*EXERCISE OBJECTIVE*
Copy out the listing exactly.

*EXTRACTED ENTRIES*
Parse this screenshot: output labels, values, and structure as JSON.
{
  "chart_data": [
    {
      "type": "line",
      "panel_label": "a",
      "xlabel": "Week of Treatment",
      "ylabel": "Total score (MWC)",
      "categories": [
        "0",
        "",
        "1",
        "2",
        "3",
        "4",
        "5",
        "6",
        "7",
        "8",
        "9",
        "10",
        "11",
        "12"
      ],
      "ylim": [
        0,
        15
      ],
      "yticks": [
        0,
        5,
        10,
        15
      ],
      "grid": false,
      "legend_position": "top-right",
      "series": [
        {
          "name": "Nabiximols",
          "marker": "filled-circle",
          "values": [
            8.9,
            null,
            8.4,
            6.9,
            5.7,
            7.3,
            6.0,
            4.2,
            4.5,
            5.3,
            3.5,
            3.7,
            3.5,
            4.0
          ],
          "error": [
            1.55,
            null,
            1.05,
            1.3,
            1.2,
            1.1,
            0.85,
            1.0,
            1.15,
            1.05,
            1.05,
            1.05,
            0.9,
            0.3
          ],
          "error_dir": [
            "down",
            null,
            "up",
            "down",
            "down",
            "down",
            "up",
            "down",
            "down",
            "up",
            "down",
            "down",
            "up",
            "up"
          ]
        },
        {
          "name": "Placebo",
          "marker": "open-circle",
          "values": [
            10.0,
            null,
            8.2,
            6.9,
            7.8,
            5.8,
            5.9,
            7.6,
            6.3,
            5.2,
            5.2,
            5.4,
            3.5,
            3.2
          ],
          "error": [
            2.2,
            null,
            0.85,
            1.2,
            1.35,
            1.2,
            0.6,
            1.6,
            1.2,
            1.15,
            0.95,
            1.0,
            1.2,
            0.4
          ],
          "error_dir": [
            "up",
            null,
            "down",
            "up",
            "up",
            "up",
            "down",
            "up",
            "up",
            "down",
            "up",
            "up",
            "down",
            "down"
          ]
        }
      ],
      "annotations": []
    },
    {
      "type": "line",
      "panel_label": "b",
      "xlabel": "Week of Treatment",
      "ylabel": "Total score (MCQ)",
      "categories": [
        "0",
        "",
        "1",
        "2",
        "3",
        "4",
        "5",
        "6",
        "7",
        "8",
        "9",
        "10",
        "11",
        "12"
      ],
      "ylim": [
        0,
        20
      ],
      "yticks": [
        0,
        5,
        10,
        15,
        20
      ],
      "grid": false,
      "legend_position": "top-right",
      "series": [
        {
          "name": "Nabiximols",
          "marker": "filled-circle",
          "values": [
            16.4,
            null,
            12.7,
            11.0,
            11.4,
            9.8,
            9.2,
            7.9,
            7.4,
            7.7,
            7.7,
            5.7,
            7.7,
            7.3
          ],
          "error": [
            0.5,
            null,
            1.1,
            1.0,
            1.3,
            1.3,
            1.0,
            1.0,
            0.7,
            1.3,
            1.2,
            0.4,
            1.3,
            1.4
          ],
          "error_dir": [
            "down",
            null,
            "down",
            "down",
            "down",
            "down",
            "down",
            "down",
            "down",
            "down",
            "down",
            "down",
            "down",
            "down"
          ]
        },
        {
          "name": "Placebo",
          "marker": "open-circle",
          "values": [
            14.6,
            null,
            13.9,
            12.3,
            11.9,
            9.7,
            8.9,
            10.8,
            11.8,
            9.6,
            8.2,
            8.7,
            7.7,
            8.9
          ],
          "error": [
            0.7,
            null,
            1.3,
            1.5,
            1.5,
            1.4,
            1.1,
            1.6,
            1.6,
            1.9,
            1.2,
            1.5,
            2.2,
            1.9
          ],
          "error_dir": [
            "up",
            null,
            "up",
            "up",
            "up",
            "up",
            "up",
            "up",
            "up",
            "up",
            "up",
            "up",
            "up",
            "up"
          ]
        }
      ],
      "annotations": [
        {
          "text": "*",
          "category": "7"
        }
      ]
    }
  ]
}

*RESULT OF THE EXERCISE*
Parse this screenshot: output labels, values, and structure as JSON.
{
  "chart_data": [
    {
      "type": "line",
      "panel_label": "a",
      "xlabel": "Week of Treatment",
      "ylabel": "Total score (MWC)",
      "categories": [
        "0",
        "",
        "1",
        "2",
        "3",
        "4",
        "5",
        "6",
        "7",
        "8",
        "9",
        "10",
        "11",
        "12"
      ],
      "ylim": [
        0,
        15
      ],
      "yticks": [
        0,
        5,
        10,
        15
      ],
      "grid": false,
      "legend_position": "top-right",
      "series": [
        {
          "name": "Nabiximols",
          "marker": "filled-circle",
          "values": [
            8.9,
            null,
            8.4,
            6.9,
            5.7,
            7.3,
            6.0,
            4.2,
            4.5,
            5.3,
            3.5,
            3.7,
            3.5,
            4.0
          ],
          "error": [
            1.55,
            null,
            1.05,
            1.3,
            1.2,
            1.1,
            0.85,
            1.0,
            1.15,
            1.05,
            1.05,
            1.05,
            0.9,
            0.3
          ],
          "error_dir": [
            "down",
            null,
            "up",
            "down",
            "down",
            "down",
            "up",
            "down",
            "down",
            "up",
            "down",
            "down",
            "up",
            "up"
          ]
        },
        {
          "name": "Placebo",
          "marker": "open-circle",
          "values": [
            10.0,
            null,
            8.2,
            6.9,
            7.8,
            5.8,
            5.9,
            7.6,
            6.3,
            5.2,
            5.2,
            5.4,
            3.5,
            3.2
          ],
          "error": [
            2.2,
            null,
            0.85,
            1.2,
            1.35,
            1.2,
            0.6,
            1.6,
            1.2,
            1.15,
            0.95,
            1.0,
            1.2,
            0.4
          ],
          "error_dir": [
            "up",
            null,
            "down",
            "up",
            "up",
            "up",
            "down",
            "up",
            "up",
            "down",
            "up",
            "up",
            "down",
            "down"
          ]
        }
      ],
      "annotations": []
    },
    {
      "type": "line",
      "panel_label": "b",
      "xlabel": "Week of Treatment",
      "ylabel": "Total score (MCQ)",
      "categories": [
        "0",
        "",
        "1",
        "2",
        "3",
        "4",
        "5",
        "6",
        "7",
        "8",
        "9",
        "10",
        "11",
        "12"
      ],
      "ylim": [
        0,
        20
      ],
      "yticks": [
        0,
        5,
        10,
        15,
        20
      ],
      "grid": false,
      "legend_position": "top-right",
      "series": [
        {
          "name": "Nabiximols",
          "marker": "filled-circle",
          "values": [
            16.4,
            null,
            12.7,
            11.0,
            11.4,
            9.8,
            9.2,
            7.9,
            7.4,
            7.7,
            7.7,
            5.7,
            7.7,
            7.3
          ],
          "error": [
            0.5,
            null,
            1.1,
            1.0,
            1.3,
            1.3,
            1.0,
            1.0,
            0.7,
            1.3,
            1.2,
            0.4,
            1.3,
            1.4
          ],
          "error_dir": [
            "down",
            null,
            "down",
            "down",
            "down",
            "down",
            "down",
            "down",
            "down",
            "down",
            "down",
            "down",
            "down",
            "down"
          ]
        },
        {
          "name": "Placebo",
          "marker": "open-circle",
          "values": [
            14.6,
            null,
            13.9,
            12.3,
            11.9,
            9.7,
            8.9,
            10.8,
            11.8,
            9.6,
            8.2,
            8.7,
            7.7,
            8.9
          ],
          "error": [
            0.7,
            null,
            1.3,
            1.5,
            1.5,
            1.4,
            1.1,
            1.6,
            1.6,
            1.9,
            1.2,
            1.5,
            2.2,
            1.9
          ],
          "error_dir": [
            "up",
            null,
            "up",
            "up",
            "up",
            "up",
            "up",
            "up",
            "up",
            "up",
            "up",
            "up",
            "up",
            "up"
          ]
        }
      ],
      "annotations": [
        {
          "text": "*",
          "category": "7"
        }
      ]
    }
  ]
}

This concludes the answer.